__Instructions for the task__: Write out the records below once more, exactly as they stand.
..............................
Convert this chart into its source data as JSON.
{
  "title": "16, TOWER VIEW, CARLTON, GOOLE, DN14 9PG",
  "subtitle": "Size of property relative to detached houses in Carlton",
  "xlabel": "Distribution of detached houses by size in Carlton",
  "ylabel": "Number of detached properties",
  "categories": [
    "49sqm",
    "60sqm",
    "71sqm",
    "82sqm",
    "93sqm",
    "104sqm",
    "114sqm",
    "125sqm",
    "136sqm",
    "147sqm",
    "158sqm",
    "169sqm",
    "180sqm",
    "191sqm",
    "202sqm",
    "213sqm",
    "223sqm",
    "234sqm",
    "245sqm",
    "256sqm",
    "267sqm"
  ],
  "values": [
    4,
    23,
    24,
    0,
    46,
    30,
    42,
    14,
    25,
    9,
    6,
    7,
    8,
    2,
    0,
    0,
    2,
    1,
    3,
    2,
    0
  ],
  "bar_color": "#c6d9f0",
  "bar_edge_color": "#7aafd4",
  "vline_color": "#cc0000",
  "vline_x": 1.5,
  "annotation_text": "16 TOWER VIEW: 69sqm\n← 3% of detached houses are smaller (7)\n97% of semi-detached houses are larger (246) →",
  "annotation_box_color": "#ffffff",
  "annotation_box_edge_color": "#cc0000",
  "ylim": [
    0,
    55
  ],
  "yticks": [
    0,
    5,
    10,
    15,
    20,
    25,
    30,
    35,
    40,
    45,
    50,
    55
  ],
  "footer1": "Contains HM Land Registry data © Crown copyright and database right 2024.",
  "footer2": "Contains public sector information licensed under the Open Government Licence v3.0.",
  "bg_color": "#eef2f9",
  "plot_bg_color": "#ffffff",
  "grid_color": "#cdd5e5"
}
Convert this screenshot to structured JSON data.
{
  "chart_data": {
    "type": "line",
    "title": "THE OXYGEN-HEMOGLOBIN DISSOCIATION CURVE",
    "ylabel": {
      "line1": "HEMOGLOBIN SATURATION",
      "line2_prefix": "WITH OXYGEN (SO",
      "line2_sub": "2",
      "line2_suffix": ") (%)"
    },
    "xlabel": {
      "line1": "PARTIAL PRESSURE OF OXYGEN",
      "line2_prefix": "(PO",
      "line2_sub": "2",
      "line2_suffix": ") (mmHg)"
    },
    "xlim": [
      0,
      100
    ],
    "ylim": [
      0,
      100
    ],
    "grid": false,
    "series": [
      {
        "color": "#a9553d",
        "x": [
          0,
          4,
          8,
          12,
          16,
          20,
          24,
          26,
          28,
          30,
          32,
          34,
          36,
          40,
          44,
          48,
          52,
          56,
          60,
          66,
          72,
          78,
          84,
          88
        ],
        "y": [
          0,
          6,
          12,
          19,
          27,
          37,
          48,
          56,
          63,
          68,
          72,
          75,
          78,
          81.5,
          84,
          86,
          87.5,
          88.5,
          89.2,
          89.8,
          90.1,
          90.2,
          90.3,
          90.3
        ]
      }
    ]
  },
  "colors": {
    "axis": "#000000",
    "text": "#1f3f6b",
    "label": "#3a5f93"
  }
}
..............................
__Task output__:
Convert this chart into its source data as JSON.
{
  "title": "16, TOWER VIEW, CARLTON, GOOLE, DN14 9PG",
  "subtitle": "Size of property relative to detached houses in Carlton",
  "xlabel": "Distribution of detached houses by size in Carlton",
  "ylabel": "Number of detached properties",
  "categories": [
    "49sqm",
    "60sqm",
    "71sqm",
    "82sqm",
    "93sqm",
    "104sqm",
    "114sqm",
    "125sqm",
    "136sqm",
    "147sqm",
    "158sqm",
    "169sqm",
    "180sqm",
    "191sqm",
    "202sqm",
    "213sqm",
    "223sqm",
    "234sqm",
    "245sqm",
    "256sqm",
    "267sqm"
  ],
  "values": [
    4,
    23,
    24,
    0,
    46,
    30,
    42,
    14,
    25,
    9,
    6,
    7,
    8,
    2,
    0,
    0,
    2,
    1,
    3,
    2,
    0
  ],
  "bar_color": "#c6d9f0",
  "bar_edge_color": "#7aafd4",
  "vline_color": "#cc0000",
  "vline_x": 1.5,
  "annotation_text": "16 TOWER VIEW: 69sqm\n← 3% of detached houses are smaller (7)\n97% of semi-detached houses are larger (246) →",
  "annotation_box_color": "#ffffff",
  "annotation_box_edge_color": "#cc0000",
  "ylim": [
    0,
    55
  ],
  "yticks": [
    0,
    5,
    10,
    15,
    20,
    25,
    30,
    35,
    40,
    45,
    50,
    55
  ],
  "footer1": "Contains HM Land Registry data © Crown copyright and database right 2024.",
  "footer2": "Contains public sector information licensed under the Open Government Licence v3.0.",
  "bg_color": "#eef2f9",
  "plot_bg_color": "#ffffff",
  "grid_color": "#cdd5e5"
}
Convert this screenshot to structured JSON data.
{
  "chart_data": {
    "type": "line",
    "title": "THE OXYGEN-HEMOGLOBIN DISSOCIATION CURVE",
    "ylabel": {
      "line1": "HEMOGLOBIN SATURATION",
      "line2_prefix": "WITH OXYGEN (SO",
      "line2_sub": "2",
      "line2_suffix": ") (%)"
    },
    "xlabel": {
      "line1": "PARTIAL PRESSURE OF OXYGEN",
      "line2_prefix": "(PO",
      "line2_sub": "2",
      "line2_suffix": ") (mmHg)"
    },
    "xlim": [
      0,
      100
    ],
    "ylim": [
      0,
      100
    ],
    "grid": false,
    "series": [
      {
        "color": "#a9553d",
        "x": [
          0,
          4,
          8,
          12,
          16,
          20,
          24,
          26,
          28,
          30,
          32,
          34,
          36,
          40,
          44,
          48,
          52,
          56,
          60,
          66,
          72,
          78,
          84,
          88
        ],
        "y": [
          0,
          6,
          12,
          19,
          27,
          37,
          48,
          56,
          63,
          68,
          72,
          75,
          78,
          81.5,
          84,
          86,
          87.5,
          88.5,
          89.2,
          89.8,
          90.1,
          90.2,
          90.3,
          90.3
        ]
      }
    ]
  },
  "colors": {
    "axis": "#000000",
    "text": "#1f3f6b",
    "label": "#3a5f93"
  }
}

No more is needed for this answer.